== Exercise instructions ==
Check every line below for the word "应收账款" and copy the ones that have it.

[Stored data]
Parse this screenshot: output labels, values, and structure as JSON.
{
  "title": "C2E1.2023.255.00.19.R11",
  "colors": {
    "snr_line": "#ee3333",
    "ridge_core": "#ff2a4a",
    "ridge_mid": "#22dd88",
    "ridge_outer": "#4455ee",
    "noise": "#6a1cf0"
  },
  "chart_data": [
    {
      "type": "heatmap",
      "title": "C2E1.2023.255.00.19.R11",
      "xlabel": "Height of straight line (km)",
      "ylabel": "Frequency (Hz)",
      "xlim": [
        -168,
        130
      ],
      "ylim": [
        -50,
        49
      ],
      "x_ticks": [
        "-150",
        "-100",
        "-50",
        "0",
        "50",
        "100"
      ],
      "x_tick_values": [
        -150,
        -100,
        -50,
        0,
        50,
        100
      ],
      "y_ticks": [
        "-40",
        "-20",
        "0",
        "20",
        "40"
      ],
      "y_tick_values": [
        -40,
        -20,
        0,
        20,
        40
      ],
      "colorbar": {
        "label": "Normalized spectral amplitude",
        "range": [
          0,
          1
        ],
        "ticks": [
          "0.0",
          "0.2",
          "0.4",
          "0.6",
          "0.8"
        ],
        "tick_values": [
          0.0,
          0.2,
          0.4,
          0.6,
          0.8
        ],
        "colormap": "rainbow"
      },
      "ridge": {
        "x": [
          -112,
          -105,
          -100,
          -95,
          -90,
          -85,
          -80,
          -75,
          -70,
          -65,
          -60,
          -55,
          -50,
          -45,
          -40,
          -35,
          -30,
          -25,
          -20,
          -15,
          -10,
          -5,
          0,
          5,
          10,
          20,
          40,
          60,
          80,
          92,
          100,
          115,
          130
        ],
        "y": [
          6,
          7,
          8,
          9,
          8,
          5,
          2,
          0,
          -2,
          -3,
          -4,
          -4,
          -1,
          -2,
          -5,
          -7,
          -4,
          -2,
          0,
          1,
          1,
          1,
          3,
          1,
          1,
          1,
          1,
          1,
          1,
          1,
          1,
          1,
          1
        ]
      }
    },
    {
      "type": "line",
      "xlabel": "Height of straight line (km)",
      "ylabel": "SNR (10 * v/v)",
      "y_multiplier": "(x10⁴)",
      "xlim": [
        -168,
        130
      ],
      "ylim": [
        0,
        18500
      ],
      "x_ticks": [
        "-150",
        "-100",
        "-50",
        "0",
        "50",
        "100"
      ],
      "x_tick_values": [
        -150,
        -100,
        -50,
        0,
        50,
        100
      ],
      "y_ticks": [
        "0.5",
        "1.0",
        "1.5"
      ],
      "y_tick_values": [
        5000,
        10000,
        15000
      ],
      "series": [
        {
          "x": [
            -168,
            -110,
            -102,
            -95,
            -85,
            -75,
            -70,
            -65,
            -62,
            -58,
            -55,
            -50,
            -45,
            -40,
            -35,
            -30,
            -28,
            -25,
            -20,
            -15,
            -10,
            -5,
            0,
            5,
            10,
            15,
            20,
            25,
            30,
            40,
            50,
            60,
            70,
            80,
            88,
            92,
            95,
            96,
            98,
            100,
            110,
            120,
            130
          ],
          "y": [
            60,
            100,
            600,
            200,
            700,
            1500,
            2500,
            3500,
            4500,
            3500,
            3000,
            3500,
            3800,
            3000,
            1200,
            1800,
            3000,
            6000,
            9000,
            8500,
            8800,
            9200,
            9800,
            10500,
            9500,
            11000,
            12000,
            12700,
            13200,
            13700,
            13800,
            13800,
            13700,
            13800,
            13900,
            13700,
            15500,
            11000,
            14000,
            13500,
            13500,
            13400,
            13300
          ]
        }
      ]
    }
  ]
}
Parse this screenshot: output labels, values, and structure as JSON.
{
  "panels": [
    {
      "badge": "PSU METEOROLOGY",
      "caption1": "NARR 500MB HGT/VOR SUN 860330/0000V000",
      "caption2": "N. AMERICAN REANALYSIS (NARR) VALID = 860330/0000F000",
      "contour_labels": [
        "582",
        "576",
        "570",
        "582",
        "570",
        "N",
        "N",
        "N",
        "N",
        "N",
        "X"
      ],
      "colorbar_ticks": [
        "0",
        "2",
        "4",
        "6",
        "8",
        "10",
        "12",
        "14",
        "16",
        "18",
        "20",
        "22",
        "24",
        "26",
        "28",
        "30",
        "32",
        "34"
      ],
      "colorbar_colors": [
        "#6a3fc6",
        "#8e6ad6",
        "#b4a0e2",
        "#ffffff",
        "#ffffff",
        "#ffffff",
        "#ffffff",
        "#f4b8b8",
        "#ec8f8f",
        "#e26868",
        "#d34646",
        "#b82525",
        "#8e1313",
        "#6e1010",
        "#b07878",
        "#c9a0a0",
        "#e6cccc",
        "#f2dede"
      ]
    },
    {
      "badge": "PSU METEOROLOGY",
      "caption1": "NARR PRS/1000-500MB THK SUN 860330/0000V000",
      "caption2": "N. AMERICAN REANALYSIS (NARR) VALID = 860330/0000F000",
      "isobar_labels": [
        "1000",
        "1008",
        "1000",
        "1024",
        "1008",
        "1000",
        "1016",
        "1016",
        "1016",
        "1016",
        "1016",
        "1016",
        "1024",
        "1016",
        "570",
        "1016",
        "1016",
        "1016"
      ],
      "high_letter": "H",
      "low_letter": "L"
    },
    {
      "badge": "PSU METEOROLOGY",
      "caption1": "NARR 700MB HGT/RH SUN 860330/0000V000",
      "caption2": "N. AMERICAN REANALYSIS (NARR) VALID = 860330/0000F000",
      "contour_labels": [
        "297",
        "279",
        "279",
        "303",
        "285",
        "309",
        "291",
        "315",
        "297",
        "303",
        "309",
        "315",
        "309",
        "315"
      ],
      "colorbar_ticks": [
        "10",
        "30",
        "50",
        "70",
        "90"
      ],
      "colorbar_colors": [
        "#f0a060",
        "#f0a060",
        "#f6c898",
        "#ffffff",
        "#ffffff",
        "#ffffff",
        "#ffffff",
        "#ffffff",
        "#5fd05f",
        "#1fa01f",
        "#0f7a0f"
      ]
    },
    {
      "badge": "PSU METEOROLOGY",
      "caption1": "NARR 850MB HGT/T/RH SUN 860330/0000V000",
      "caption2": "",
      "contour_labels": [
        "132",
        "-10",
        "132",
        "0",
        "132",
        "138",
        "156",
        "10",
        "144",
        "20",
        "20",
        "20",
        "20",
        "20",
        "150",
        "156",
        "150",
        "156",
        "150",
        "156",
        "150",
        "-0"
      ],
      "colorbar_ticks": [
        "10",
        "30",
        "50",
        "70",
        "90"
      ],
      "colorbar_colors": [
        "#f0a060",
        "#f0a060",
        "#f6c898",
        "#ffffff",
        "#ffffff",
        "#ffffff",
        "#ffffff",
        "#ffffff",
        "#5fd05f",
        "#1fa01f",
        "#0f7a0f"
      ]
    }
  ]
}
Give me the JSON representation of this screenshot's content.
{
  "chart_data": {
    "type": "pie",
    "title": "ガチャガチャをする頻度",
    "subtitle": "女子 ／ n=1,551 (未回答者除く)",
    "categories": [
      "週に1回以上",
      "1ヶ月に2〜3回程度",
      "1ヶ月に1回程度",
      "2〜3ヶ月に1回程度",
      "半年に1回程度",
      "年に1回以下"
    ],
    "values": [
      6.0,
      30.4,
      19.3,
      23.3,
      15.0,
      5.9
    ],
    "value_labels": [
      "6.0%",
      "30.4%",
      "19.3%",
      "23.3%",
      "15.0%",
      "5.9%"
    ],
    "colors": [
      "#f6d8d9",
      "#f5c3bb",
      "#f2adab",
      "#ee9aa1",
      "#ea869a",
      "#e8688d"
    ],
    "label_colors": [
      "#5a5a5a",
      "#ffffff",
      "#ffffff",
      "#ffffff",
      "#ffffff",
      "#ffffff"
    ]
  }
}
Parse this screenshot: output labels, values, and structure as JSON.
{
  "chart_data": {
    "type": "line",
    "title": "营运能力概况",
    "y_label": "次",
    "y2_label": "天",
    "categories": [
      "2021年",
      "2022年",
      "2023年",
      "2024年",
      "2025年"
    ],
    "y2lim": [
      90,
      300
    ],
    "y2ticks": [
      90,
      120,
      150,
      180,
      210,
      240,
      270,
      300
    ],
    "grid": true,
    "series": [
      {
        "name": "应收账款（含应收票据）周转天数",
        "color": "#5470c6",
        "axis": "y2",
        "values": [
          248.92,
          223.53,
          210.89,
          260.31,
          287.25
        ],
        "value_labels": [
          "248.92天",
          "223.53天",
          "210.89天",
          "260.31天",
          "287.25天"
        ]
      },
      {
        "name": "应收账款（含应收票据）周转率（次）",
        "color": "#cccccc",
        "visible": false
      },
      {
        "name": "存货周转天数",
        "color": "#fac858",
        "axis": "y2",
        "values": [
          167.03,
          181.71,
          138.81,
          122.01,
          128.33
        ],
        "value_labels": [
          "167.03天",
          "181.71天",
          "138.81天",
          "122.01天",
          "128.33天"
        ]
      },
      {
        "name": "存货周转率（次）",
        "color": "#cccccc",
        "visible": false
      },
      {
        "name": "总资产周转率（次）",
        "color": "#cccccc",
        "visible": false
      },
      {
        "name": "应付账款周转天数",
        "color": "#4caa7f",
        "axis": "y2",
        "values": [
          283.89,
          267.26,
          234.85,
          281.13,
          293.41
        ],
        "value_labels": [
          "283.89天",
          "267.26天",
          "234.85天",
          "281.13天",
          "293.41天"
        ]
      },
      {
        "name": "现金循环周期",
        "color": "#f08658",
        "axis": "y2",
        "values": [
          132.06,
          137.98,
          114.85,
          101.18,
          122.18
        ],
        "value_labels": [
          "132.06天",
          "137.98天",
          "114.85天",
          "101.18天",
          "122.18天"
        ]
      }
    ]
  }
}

== The response ==
        "name": "应收账款（含应收票据）周转天数",
        "name": "应收账款（含应收票据）周转率（次）",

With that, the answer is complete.